Aim of the task:
Extract every record, keeping each one exactly as it is.

Material for this task:
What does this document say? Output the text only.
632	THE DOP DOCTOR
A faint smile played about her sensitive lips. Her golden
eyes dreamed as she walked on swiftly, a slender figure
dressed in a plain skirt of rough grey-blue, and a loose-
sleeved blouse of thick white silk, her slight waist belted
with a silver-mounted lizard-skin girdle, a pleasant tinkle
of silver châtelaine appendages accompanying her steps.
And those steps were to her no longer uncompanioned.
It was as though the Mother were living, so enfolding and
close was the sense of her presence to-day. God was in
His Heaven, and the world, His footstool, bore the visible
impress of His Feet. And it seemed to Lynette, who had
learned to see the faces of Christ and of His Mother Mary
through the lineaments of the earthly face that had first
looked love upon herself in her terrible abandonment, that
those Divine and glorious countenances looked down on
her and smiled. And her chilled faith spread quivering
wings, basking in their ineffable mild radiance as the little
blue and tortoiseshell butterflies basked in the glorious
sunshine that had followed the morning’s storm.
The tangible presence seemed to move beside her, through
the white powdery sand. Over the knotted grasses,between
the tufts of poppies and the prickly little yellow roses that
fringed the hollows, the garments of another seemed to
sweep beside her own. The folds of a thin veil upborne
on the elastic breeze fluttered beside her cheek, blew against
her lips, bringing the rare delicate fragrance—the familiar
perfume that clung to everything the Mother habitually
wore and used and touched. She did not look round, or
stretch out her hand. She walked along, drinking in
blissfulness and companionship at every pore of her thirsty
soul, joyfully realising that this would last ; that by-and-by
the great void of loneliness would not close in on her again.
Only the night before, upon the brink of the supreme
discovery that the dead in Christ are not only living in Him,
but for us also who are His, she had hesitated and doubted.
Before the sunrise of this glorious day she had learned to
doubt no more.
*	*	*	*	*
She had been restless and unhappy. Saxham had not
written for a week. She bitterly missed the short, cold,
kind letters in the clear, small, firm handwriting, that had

Correct response:
What does this document say? Output the text only.
632	THE DOP DOCTOR
A faint smile played about her sensitive lips. Her golden
eyes dreamed as she walked on swiftly, a slender figure
dressed in a plain skirt of rough grey-blue, and a loose-
sleeved blouse of thick white silk, her slight waist belted
with a silver-mounted lizard-skin girdle, a pleasant tinkle
of silver châtelaine appendages accompanying her steps.
And those steps were to her no longer uncompanioned.
It was as though the Mother were living, so enfolding and
close was the sense of her presence to-day. God was in
His Heaven, and the world, His footstool, bore the visible
impress of His Feet. And it seemed to Lynette, who had
learned to see the faces of Christ and of His Mother Mary
through the lineaments of the earthly face that had first
looked love upon herself in her terrible abandonment, that
those Divine and glorious countenances looked down on
her and smiled. And her chilled faith spread quivering
wings, basking in their ineffable mild radiance as the little
blue and tortoiseshell butterflies basked in the glorious
sunshine that had followed the morning’s storm.
The tangible presence seemed to move beside her, through
the white powdery sand. Over the knotted grasses,between
the tufts of poppies and the prickly little yellow roses that
fringed the hollows, the garments of another seemed to
sweep beside her own. The folds of a thin veil upborne
on the elastic breeze fluttered beside her cheek, blew against
her lips, bringing the rare delicate fragrance—the familiar
perfume that clung to everything the Mother habitually
wore and used and touched. She did not look round, or
stretch out her hand. She walked along, drinking in
blissfulness and companionship at every pore of her thirsty
soul, joyfully realising that this would last ; that by-and-by
the great void of loneliness would not close in on her again.
Only the night before, upon the brink of the supreme
discovery that the dead in Christ are not only living in Him,
but for us also who are His, she had hesitated and doubted.
Before the sunrise of this glorious day she had learned to
doubt no more.
*	*	*	*	*
She had been restless and unhappy. Saxham had not
written for a week. She bitterly missed the short, cold,
kind letters in the clear, small, firm handwriting, that had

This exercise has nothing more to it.